→ EXERCISE DESCRIPTION
Lines that contain the string "typedef" are to be copied; leave out all others.

■ ■ ■ ■ ■ ■ ■

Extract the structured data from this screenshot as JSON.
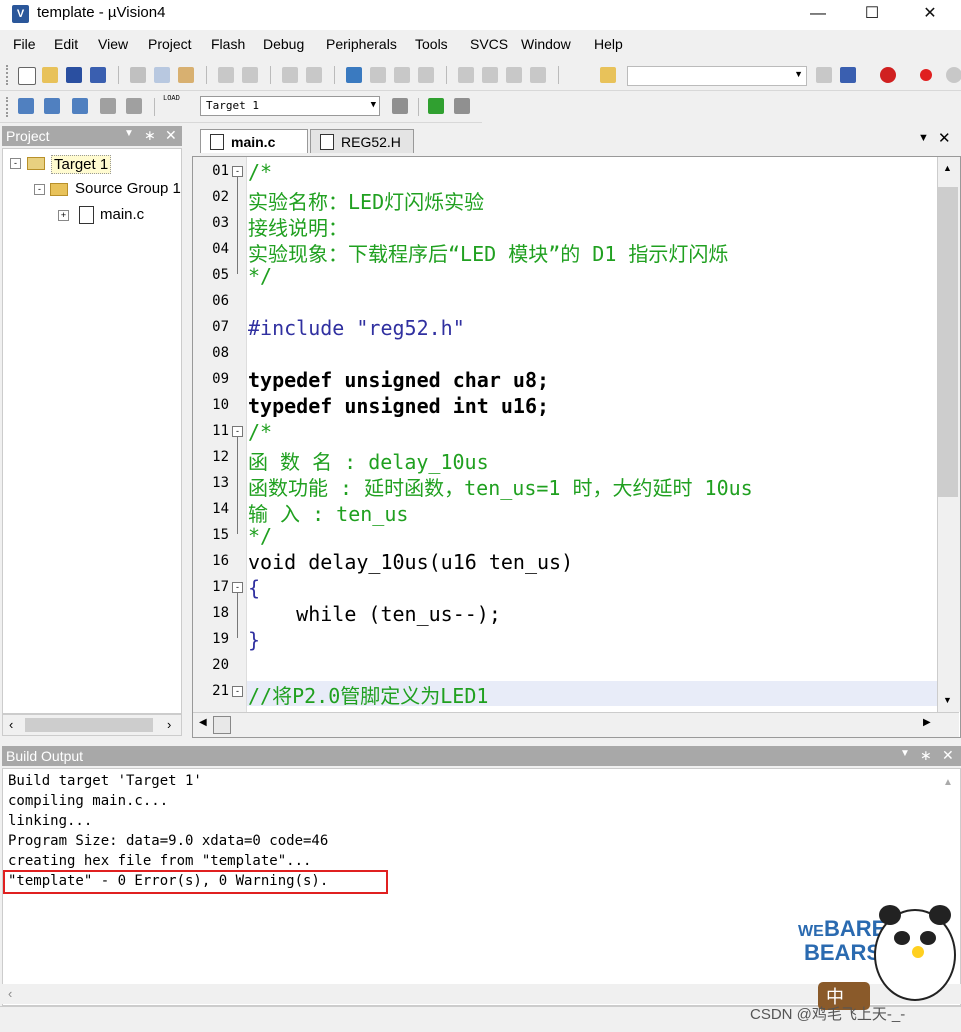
{
  "window": {
    "title": "template  - µVision4",
    "app_icon_label": "V"
  },
  "menu": [
    "File",
    "Edit",
    "View",
    "Project",
    "Flash",
    "Debug",
    "Peripherals",
    "Tools",
    "SVCS",
    "Window",
    "Help"
  ],
  "build_toolbar": {
    "target_combo_value": "Target 1",
    "load_label": "LOAD"
  },
  "project_pane": {
    "title": "Project",
    "tree": {
      "target": "Target 1",
      "group": "Source Group 1",
      "file": "main.c"
    }
  },
  "editor": {
    "tabs": [
      {
        "label": "main.c",
        "active": true
      },
      {
        "label": "REG52.H",
        "active": false
      }
    ],
    "line_numbers": [
      "01",
      "02",
      "03",
      "04",
      "05",
      "06",
      "07",
      "08",
      "09",
      "10",
      "11",
      "12",
      "13",
      "14",
      "15",
      "16",
      "17",
      "18",
      "19",
      "20",
      "21"
    ],
    "lines": [
      "/*",
      "实验名称：LED灯闪烁实验",
      "接线说明：",
      "实验现象：下载程序后“LED 模块”的 D1 指示灯闪烁",
      "*/",
      "",
      "#include \"reg52.h\"",
      "",
      "typedef unsigned char u8;",
      "typedef unsigned int u16;",
      "/*",
      "函 数 名 : delay_10us",
      "函数功能 : 延时函数，ten_us=1 时，大约延时 10us",
      "输 入 : ten_us",
      "*/",
      "void delay_10us(u16 ten_us)",
      "{",
      "    while (ten_us--);",
      "}",
      "",
      "//将P2.0管脚定义为LED1"
    ]
  },
  "build_output": {
    "title": "Build Output",
    "lines": [
      "Build target 'Target 1'",
      "compiling main.c...",
      "linking...",
      "Program Size: data=9.0 xdata=0 code=46",
      "creating hex file from \"template\"...",
      "\"template\" - 0 Error(s), 0 Warning(s)."
    ]
  },
  "watermark": "CSDN @鸡毛飞上天-_-",
  "sticker": {
    "line1": "WE",
    "line2": "BARE",
    "line3": "BEARS",
    "ime": "中"
  },
  "colors": {
    "comment": "#20a020",
    "pane_header": "#a8a8a8",
    "error_box": "#e02020",
    "string": "#800000"
  }
}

■ ■ ■ ■ ■ ■ ■

→ IN RESPONSE
      "typedef unsigned char u8;",
      "typedef unsigned int u16;",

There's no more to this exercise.